» **WRITTEN PROBLEM**
Copy out the listing that follows, exactly, without its pictures.

==*==

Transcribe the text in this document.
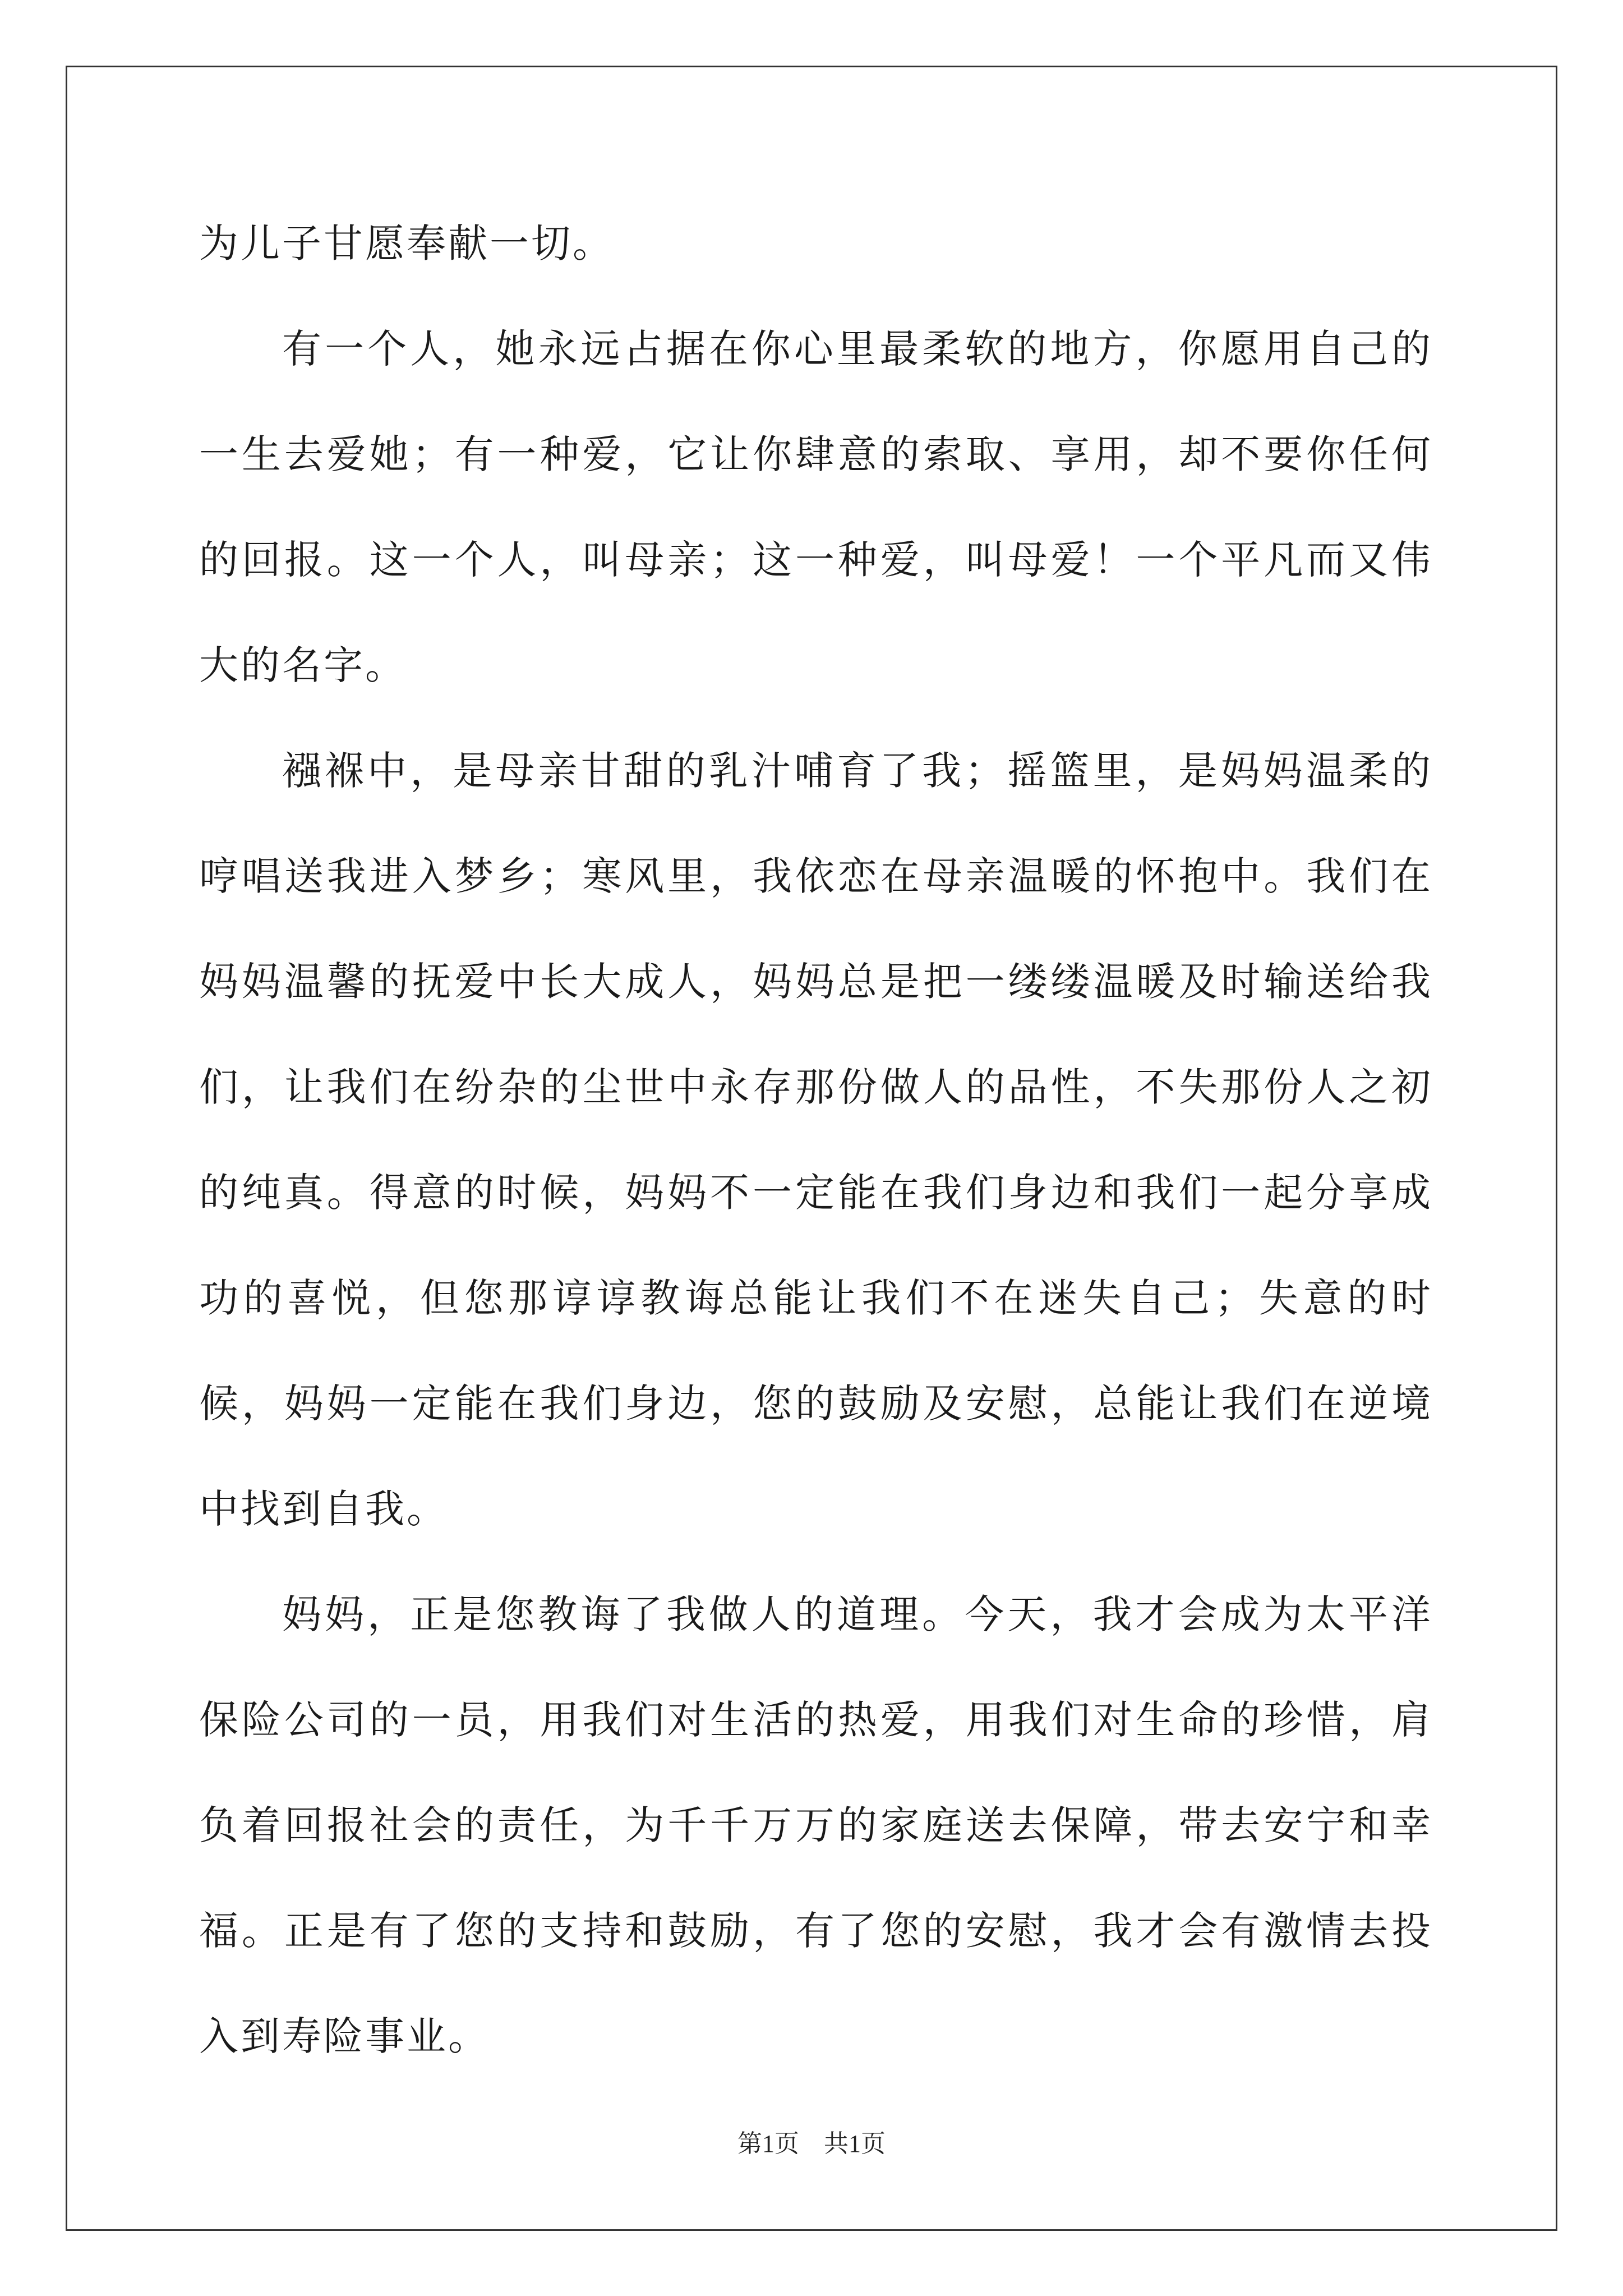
为儿子甘愿奉献一切。

有一个人，她永远占据在你心里最柔软的地方，你愿用自己的一生去爱她；有一种爱，它让你肆意的索取、享用，却不要你任何的回报。这一个人，叫母亲；这一种爱，叫母爱！一个平凡而又伟大的名字。

襁褓中，是母亲甘甜的乳汁哺育了我；摇篮里，是妈妈温柔的哼唱送我进入梦乡；寒风里，我依恋在母亲温暖的怀抱中。我们在妈妈温馨的抚爱中长大成人，妈妈总是把一缕缕温暖及时输送给我们，让我们在纷杂的尘世中永存那份做人的品性，不失那份人之初的纯真。得意的时候，妈妈不一定能在我们身边和我们一起分享成功的喜悦，但您那谆谆教诲总能让我们不在迷失自己；失意的时候，妈妈一定能在我们身边，您的鼓励及安慰，总能让我们在逆境中找到自我。

妈妈，正是您教诲了我做人的道理。今天，我才会成为太平洋保险公司的一员，用我们对生活的热爱，用我们对生命的珍惜，肩负着回报社会的责任，为千千万万的家庭送去保障，带去安宁和幸福。正是有了您的支持和鼓励，有了您的安慰，我才会有激情去投入到寿险事业。

第1页　共1页
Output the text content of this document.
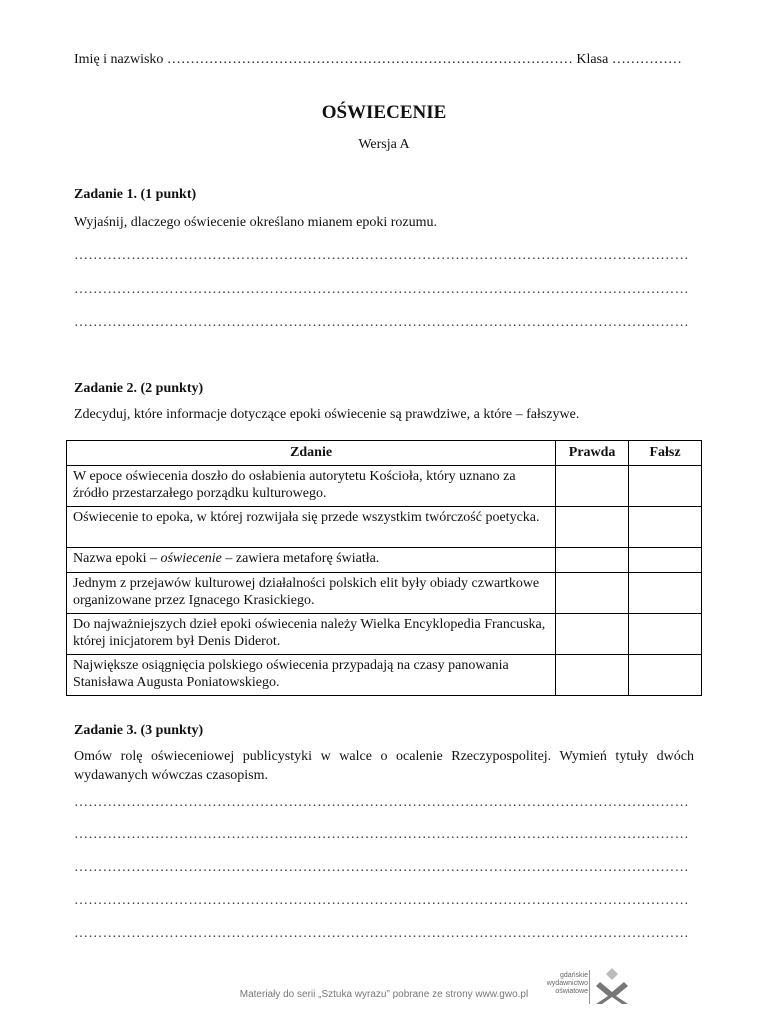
Imię i nazwisko …………………………………………………………………………… Klasa ……………
OŚWIECENIE
Wersja A
Zadanie 1. (1 punkt)
Wyjaśnij, dlaczego oświecenie określano mianem epoki rozumu.
…………………………………………………………………………………………………………………
…………………………………………………………………………………………………………………
…………………………………………………………………………………………………………………
Zadanie 2. (2 punkty)
Zdecyduj, które informacje dotyczące epoki oświecenie są prawdziwe, a które – fałszywe.
Zdanie	Prawda	Fałsz
W epoce oświecenia doszło do osłabienia autorytetu Kościoła, który uznano za źródło przestarzałego porządku kulturowego.		
Oświecenie to epoka, w której rozwijała się przede wszystkim twórczość poetycka.		
Nazwa epoki – oświecenie – zawiera metaforę światła.		
Jednym z przejawów kulturowej działalności polskich elit były obiady czwartkowe organizowane przez Ignacego Krasickiego.		
Do najważniejszych dzieł epoki oświecenia należy Wielka Encyklopedia Francuska, której inicjatorem był Denis Diderot.		
Największe osiągnięcia polskiego oświecenia przypadają na czasy panowania Stanisława Augusta Poniatowskiego.		
Zadanie 3. (3 punkty)
Omów rolę oświeceniowej publicystyki w walce o ocalenie Rzeczypospolitej. Wymień tytuły dwóch wydawanych wówczas czasopism.
…………………………………………………………………………………………………………………
…………………………………………………………………………………………………………………
…………………………………………………………………………………………………………………
…………………………………………………………………………………………………………………
…………………………………………………………………………………………………………………
Materiały do serii „Sztuka wyrazu” pobrane ze strony www.gwo.pl
gdańskie
wydawnictwo
oświatowe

==*==

» **ANSWER FOR THIS EXERCISE**
Transcribe the text in this document.
为儿子甘愿奉献一切。

有一个人，她永远占据在你心里最柔软的地方，你愿用自己的一生去爱她；有一种爱，它让你肆意的索取、享用，却不要你任何的回报。这一个人，叫母亲；这一种爱，叫母爱！一个平凡而又伟大的名字。

襁褓中，是母亲甘甜的乳汁哺育了我；摇篮里，是妈妈温柔的哼唱送我进入梦乡；寒风里，我依恋在母亲温暖的怀抱中。我们在妈妈温馨的抚爱中长大成人，妈妈总是把一缕缕温暖及时输送给我们，让我们在纷杂的尘世中永存那份做人的品性，不失那份人之初的纯真。得意的时候，妈妈不一定能在我们身边和我们一起分享成功的喜悦，但您那谆谆教诲总能让我们不在迷失自己；失意的时候，妈妈一定能在我们身边，您的鼓励及安慰，总能让我们在逆境中找到自我。

妈妈，正是您教诲了我做人的道理。今天，我才会成为太平洋保险公司的一员，用我们对生活的热爱，用我们对生命的珍惜，肩负着回报社会的责任，为千千万万的家庭送去保障，带去安宁和幸福。正是有了您的支持和鼓励，有了您的安慰，我才会有激情去投入到寿险事业。

第1页　共1页
Output the text content of this document.
Imię i nazwisko …………………………………………………………………………… Klasa ……………
OŚWIECENIE
Wersja A
Zadanie 1. (1 punkt)
Wyjaśnij, dlaczego oświecenie określano mianem epoki rozumu.
…………………………………………………………………………………………………………………
…………………………………………………………………………………………………………………
…………………………………………………………………………………………………………………
Zadanie 2. (2 punkty)
Zdecyduj, które informacje dotyczące epoki oświecenie są prawdziwe, a które – fałszywe.
Zdanie	Prawda	Fałsz
W epoce oświecenia doszło do osłabienia autorytetu Kościoła, który uznano za źródło przestarzałego porządku kulturowego.		
Oświecenie to epoka, w której rozwijała się przede wszystkim twórczość poetycka.		
Nazwa epoki – oświecenie – zawiera metaforę światła.		
Jednym z przejawów kulturowej działalności polskich elit były obiady czwartkowe organizowane przez Ignacego Krasickiego.		
Do najważniejszych dzieł epoki oświecenia należy Wielka Encyklopedia Francuska, której inicjatorem był Denis Diderot.		
Największe osiągnięcia polskiego oświecenia przypadają na czasy panowania Stanisława Augusta Poniatowskiego.		
Zadanie 3. (3 punkty)
Omów rolę oświeceniowej publicystyki w walce o ocalenie Rzeczypospolitej. Wymień tytuły dwóch wydawanych wówczas czasopism.
…………………………………………………………………………………………………………………
…………………………………………………………………………………………………………………
…………………………………………………………………………………………………………………
…………………………………………………………………………………………………………………
…………………………………………………………………………………………………………………
Materiały do serii „Sztuka wyrazu” pobrane ze strony www.gwo.pl
gdańskie
wydawnictwo
oświatowe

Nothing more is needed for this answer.